● **Exercices à faire**:
A) Extrayez du texte sur les roses le passage allant de « Les firmes phytopharmaceutiques, si » à « et jonquilles ? », bornes incluses.
B) D'après le texte sur les roses, les affirmations suivantes sont-elles exactes ? (i) Les firmes phytopharmaceutiques déposent des demandes d'autorisation de mise sur le marché de biocides destinés aux fleurs. (ii) Selon Sylvie Robert, la culture de la rose bio ne fonctionne pas sous serre. (iii) L'hellébore arrive en début de saison. Répondez par oui ou par non à chacune, en citant à l'identique les mots du texte qui tranchent.

● **Texte de la page**:
::::::

Les firmes phytopharmaceutiques, si elles sont prêtes à déposer des demandes d’autorisation de mise sur le marché d’un biocide pour lutter, par exemple, contre des prédateurs de la tomate ou de l’aubergine, dont les tonnages sont énormes, ne le font pas pour les fleurs, filière minuscule peu profitable pour elles.
Et pour la rose bio ? C’est encore pire : très sensible aux moisissures, « sa culture ne fonctionne pas sous serre, estime Sylvie Robert, déléguée générale de l’association Excellence végétale. On est dans une impasse technique ».
Déclarer sa flamme avec une rose : un symbole marketing
Alors si la rose française se fait rare en février, pourquoi ne pas offrir du mimosa ? De l’hellébore, qui arrive sur la fin de saison, mais qu’on peut encore trouver fleurie ? Des anémones et des renoncules ? Ou encore les premières tulipes et jonquilles ?

::::::

Enregistrements d'annotations spatiales

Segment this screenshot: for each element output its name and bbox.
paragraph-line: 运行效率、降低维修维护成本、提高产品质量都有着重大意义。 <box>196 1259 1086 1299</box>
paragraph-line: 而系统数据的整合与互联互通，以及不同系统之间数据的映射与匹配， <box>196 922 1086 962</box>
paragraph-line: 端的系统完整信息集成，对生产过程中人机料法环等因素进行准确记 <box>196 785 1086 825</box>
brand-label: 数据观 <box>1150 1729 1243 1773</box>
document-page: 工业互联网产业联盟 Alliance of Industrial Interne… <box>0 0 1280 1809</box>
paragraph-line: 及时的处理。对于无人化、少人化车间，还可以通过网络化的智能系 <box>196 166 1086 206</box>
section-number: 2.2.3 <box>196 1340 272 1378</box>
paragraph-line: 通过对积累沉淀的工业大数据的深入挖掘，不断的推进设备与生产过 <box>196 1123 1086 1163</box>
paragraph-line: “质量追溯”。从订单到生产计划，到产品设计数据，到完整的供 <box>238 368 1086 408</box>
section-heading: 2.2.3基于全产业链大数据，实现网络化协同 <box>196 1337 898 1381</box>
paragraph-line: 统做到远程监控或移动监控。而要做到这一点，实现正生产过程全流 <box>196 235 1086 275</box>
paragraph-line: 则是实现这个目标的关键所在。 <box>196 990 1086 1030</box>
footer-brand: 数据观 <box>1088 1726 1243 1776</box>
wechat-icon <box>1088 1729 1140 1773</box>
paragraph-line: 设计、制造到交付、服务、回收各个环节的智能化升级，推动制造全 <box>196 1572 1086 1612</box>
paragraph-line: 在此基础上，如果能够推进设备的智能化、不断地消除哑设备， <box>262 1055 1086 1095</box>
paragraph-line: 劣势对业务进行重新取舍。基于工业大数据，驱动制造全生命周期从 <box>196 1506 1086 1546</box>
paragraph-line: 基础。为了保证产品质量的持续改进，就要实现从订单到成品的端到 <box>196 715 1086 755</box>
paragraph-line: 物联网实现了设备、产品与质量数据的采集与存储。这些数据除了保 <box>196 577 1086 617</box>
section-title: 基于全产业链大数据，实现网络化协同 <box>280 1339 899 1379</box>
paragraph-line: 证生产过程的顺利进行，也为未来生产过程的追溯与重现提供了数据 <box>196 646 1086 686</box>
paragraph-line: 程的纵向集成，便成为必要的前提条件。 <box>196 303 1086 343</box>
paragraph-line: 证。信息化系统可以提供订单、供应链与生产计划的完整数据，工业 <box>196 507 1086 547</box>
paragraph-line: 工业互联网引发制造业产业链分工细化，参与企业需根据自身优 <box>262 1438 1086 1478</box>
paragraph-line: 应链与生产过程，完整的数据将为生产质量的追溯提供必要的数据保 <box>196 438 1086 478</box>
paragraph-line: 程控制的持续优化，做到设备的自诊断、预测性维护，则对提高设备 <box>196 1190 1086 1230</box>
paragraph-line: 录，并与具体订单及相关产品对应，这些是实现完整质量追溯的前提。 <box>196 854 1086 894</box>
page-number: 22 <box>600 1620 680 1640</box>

::::::

● **Réponses rédigées**:
A)
Les firmes phytopharmaceutiques, si elles sont prêtes à déposer des demandes d’autorisation de mise sur le marché d’un biocide pour lutter, par exemple, contre des prédateurs de la tomate ou de l’aubergine, dont les tonnages sont énormes, ne le font pas pour les fleurs, filière minuscule peu profitable pour elles.
Et pour la rose bio ? C’est encore pire : très sensible aux moisissures, « sa culture ne fonctionne pas sous serre, estime Sylvie Robert, déléguée générale de l’association Excellence végétale. On est dans une impasse technique ».
Déclarer sa flamme avec une rose : un symbole marketing
Alors si la rose française se fait rare en février, pourquoi ne pas offrir du mimosa ? De l’hellébore, qui arrive sur la fin de saison, mais qu’on peut encore trouver fleurie ? Des anémones et des renoncules ? Ou encore les premières tulipes et jonquilles ?

B)
(i) Non : « ne le font pas pour les fleurs ».
(ii) Oui : « sa culture ne fonctionne pas sous serre ».
(iii) Non : « qui arrive sur la fin de saison ».